**给定文本**.
• • • • • • •

时间:2018-04-16 22:21:27      阅读:30      评论:0      收藏:0      [点我收藏+]

标签:需要   table   limit   包括   back   所在地   font   i++   sample   

最短路

Time Limit: 5000/1000 MS (Java/Others)    Memory Limit: 32768/32768 K (Java/Others)
Total Submission(s): 80757    Accepted Submission(s): 34969


Problem Description
在每年的校赛里,所有进入决赛的同学都会获得一件很漂亮的t-shirt。但是每当我们的工作人员把上百件的衣服从商店运回到赛场的时候,却是非常累的!所以现在他们想要寻找最短的从商店到赛场的路线,你可以帮助他们吗?

 
Input
输入包括多组数据。每组数据第一行是两个整数N、M(N<=100,M<=10000),N表示成都的大街上有几个路口,标号为1的路口是商店所在地,标号为N的路口是赛场所在地,M则表示在成都有几条路。N=M=0表示输入结束。接下来M行,每行包括3个整数A,B,C(1<=A,B<=N,1<=C<=1000),表示在路口A与路口B之间有一条路,我们的工作人员需要C分钟的时间走过这条路。
输入保证至少存在1条商店到赛场的路线。
 
Output
对于每组输入,输出一行,表示工作人员从商店走到赛场的最短时间
 
Sample Input
2 1 1 2 3 3 3 1 2 5 2 3 5 3 1 2 0 0
 
Sample Output
3 2
 
思路:最短路水题,练习算法。
  • 不知道什么名字的算法:

 

Run ID Submit Time Judge Status Pro.ID Exe.Time Exe.Memory Code Len. Language Author
24454955 2018-04-16 21:04:36 Accepted 2544 62MS 2024K 808 B C++ zqiangda

 

#include<cstdio>
#include<vector>
#include<cstring>
#include<iostream>
using namespace std;
struct Node{
    int s, e, w;
    Node(int a, int b, int c) :s(a), e(b), w(c){}
};
int main()
{
    int n, m;
    long len[105];
    vector<Node>vec;
    while (cin >> n >> m, n+m){
        vec.clear();
        for (int i = 0; i < m; i++){
            int a, b, c;
            cin >> a >> b >> c;
            vec.push_back(Node(a, b, c));
        }
        memset(len, 125, sizeof(len));
        len[1] = 0;

        int flag = 1;
        while (flag){
            flag = 0;
            for (int i = 0; i < vec.size(); i++){
                int s = vec[i].s, e = vec[i].e, w = vec[i].w;

                if (len[e]>len[s] + w){
                    len[e] = len[s] + w;
                    flag = 1;
                }
                if (len[s] > len[e] + w){
                    len[s] = len[e] + w;
                    flag = 1;
                }
            }
        }
        cout << len[n] << endl;
    }
    return 0;
}

 

  •  SPFA算法:
Run ID Submit Time Judge Status Pro.ID Exe.Time Exe.Memory Code Len. Language Author
24455250 2018-04-16 21:19:34 Accepted 2544 62MS 2068K 974 B C++ zqiangda
#include<cstdio>
#include<vector>
#include<cstring>
#include<queue>
#include<iostream>
using namespace std;
struct Node{
    int e, w;
    Node(int b, int c) :e(b), w(c){}
};
int n, m;
long len[105], vis[105];
vector<Node>vec[105];
void spfa(int s)

• • • • • • •

**数据条目**.

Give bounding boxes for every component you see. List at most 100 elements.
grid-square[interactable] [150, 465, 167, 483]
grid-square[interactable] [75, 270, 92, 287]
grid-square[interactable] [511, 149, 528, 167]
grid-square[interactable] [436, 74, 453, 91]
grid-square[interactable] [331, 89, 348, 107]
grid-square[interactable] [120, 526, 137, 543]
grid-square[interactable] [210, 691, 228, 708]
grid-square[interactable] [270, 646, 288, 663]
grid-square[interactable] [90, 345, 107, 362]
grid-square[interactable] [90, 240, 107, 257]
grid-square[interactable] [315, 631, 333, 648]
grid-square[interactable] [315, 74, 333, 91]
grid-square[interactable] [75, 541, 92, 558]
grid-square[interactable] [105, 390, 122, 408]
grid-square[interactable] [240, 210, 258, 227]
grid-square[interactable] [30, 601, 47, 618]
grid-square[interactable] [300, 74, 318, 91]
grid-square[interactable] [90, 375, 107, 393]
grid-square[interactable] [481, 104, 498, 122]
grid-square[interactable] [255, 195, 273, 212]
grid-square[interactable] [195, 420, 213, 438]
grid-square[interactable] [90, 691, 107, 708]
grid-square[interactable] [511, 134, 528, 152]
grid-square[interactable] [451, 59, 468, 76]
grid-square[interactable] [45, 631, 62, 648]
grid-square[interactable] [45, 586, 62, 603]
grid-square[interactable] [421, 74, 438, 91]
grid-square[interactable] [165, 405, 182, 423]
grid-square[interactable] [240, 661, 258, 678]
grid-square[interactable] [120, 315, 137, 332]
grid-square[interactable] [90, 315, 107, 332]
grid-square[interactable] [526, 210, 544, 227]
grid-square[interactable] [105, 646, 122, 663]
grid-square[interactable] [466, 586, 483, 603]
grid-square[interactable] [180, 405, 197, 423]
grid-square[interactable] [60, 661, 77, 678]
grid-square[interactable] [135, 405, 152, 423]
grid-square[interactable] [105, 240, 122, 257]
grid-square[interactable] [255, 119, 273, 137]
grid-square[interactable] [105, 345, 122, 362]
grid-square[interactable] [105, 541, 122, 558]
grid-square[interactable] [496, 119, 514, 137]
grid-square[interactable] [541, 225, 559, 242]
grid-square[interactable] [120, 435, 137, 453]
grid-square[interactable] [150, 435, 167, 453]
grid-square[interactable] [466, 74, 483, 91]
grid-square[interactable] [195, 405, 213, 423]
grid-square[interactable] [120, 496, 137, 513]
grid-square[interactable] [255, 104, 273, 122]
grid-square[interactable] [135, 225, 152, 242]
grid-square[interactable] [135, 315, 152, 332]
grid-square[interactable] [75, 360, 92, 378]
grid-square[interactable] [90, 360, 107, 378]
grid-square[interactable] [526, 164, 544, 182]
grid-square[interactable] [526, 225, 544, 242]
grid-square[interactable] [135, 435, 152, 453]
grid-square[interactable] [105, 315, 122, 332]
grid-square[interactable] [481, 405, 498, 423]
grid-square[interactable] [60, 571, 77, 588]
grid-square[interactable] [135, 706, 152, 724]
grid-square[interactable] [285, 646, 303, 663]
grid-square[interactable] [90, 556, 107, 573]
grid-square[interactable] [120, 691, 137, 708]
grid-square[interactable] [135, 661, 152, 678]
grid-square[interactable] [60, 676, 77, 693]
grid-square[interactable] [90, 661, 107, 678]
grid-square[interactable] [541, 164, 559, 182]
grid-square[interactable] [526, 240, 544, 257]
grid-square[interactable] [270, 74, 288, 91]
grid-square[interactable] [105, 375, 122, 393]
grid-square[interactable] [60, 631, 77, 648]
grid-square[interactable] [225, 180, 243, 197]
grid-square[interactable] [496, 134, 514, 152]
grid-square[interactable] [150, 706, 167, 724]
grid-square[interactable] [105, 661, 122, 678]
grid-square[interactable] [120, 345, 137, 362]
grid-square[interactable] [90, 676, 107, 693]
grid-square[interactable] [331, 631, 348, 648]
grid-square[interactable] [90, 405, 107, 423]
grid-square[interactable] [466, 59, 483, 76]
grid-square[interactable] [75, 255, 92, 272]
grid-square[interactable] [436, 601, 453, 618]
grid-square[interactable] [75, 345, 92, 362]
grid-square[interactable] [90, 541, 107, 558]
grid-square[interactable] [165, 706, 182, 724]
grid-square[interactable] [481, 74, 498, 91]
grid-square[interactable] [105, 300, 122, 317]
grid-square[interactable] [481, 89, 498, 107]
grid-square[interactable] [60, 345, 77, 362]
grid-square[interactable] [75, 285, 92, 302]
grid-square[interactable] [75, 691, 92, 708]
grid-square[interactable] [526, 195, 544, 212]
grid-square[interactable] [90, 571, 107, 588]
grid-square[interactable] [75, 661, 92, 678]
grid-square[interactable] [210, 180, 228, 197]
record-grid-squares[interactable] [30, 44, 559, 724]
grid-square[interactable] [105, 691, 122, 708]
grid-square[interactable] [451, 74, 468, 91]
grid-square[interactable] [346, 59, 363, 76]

• • • • • • •

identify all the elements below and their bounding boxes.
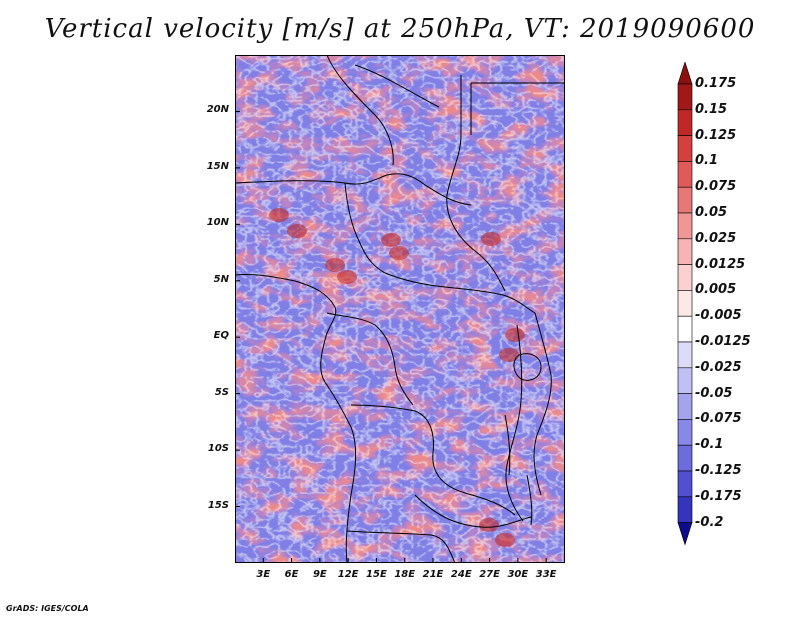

• • • • • • •

**练习任务**.
1. 根据给定文本,判断以下说法是否成立:(a) N 的上限是 100;(b) 标号为1的路口是赛场所在地;(c) 输入以 N=M=0 表示结束。每项答“是”或“否”,并一字不差地引用文本中起决定作用的字句。
2. 请把给定文本中从“Time Limit: 5000/1000”开始、到“输入保证至少存在1条商店到赛场的路线。”结束的部分一字不差地打印出来。
列表与给定文本无关。

**各题答案**.
1.
(a) 是。“N<=100”
(b) 否。“标号为1的路口是商店所在地”
(c) 是。“N=M=0表示输入结束”

2.
Time Limit: 5000/1000 MS (Java/Others)    Memory Limit: 32768/32768 K (Java/Others)
Total Submission(s): 80757    Accepted Submission(s): 34969


Problem Description
在每年的校赛里,所有进入决赛的同学都会获得一件很漂亮的t-shirt。但是每当我们的工作人员把上百件的衣服从商店运回到赛场的时候,却是非常累的!所以现在他们想要寻找最短的从商店到赛场的路线,你可以帮助他们吗?

 
Input
输入包括多组数据。每组数据第一行是两个整数N、M(N<=100,M<=10000),N表示成都的大街上有几个路口,标号为1的路口是商店所在地,标号为N的路口是赛场所在地,M则表示在成都有几条路。N=M=0表示输入结束。接下来M行,每行包括3个整数A,B,C(1<=A,B<=N,1<=C<=1000),表示在路口A与路口B之间有一条路,我们的工作人员需要C分钟的时间走过这条路。
输入保证至少存在1条商店到赛场的路线。